=== Supplied records ===
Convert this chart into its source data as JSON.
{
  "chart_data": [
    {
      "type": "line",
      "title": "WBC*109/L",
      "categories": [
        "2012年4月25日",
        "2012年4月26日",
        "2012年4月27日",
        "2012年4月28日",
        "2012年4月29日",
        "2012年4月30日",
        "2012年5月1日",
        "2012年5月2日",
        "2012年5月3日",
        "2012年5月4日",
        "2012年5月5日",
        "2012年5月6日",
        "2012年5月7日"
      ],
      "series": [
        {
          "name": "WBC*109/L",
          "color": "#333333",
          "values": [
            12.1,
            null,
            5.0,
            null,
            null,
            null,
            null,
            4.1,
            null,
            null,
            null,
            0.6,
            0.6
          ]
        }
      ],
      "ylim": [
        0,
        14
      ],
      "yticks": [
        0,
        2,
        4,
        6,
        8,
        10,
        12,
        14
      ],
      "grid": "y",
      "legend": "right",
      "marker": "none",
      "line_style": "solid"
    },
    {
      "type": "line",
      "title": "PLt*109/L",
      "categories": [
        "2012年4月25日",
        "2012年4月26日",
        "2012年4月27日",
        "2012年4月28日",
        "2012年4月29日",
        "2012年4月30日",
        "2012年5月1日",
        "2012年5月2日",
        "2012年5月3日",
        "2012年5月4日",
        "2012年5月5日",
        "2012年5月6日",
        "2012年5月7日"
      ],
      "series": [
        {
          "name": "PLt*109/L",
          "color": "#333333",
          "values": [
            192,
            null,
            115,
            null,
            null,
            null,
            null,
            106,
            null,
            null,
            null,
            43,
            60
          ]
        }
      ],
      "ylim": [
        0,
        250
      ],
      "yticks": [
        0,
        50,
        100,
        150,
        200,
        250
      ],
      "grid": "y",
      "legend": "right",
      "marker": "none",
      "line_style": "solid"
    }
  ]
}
===
• **Exercise requirements**:
From the listing above, extract all records word for word.

• **Written answer**:
Convert this chart into its source data as JSON.
{
  "chart_data": [
    {
      "type": "line",
      "title": "WBC*109/L",
      "categories": [
        "2012年4月25日",
        "2012年4月26日",
        "2012年4月27日",
        "2012年4月28日",
        "2012年4月29日",
        "2012年4月30日",
        "2012年5月1日",
        "2012年5月2日",
        "2012年5月3日",
        "2012年5月4日",
        "2012年5月5日",
        "2012年5月6日",
        "2012年5月7日"
      ],
      "series": [
        {
          "name": "WBC*109/L",
          "color": "#333333",
          "values": [
            12.1,
            null,
            5.0,
            null,
            null,
            null,
            null,
            4.1,
            null,
            null,
            null,
            0.6,
            0.6
          ]
        }
      ],
      "ylim": [
        0,
        14
      ],
      "yticks": [
        0,
        2,
        4,
        6,
        8,
        10,
        12,
        14
      ],
      "grid": "y",
      "legend": "right",
      "marker": "none",
      "line_style": "solid"
    },
    {
      "type": "line",
      "title": "PLt*109/L",
      "categories": [
        "2012年4月25日",
        "2012年4月26日",
        "2012年4月27日",
        "2012年4月28日",
        "2012年4月29日",
        "2012年4月30日",
        "2012年5月1日",
        "2012年5月2日",
        "2012年5月3日",
        "2012年5月4日",
        "2012年5月5日",
        "2012年5月6日",
        "2012年5月7日"
      ],
      "series": [
        {
          "name": "PLt*109/L",
          "color": "#333333",
          "values": [
            192,
            null,
            115,
            null,
            null,
            null,
            null,
            106,
            null,
            null,
            null,
            43,
            60
          ]
        }
      ],
      "ylim": [
        0,
        250
      ],
      "yticks": [
        0,
        50,
        100,
        150,
        200,
        250
      ],
      "grid": "y",
      "legend": "right",
      "marker": "none",
      "line_style": "solid"
    }
  ]
}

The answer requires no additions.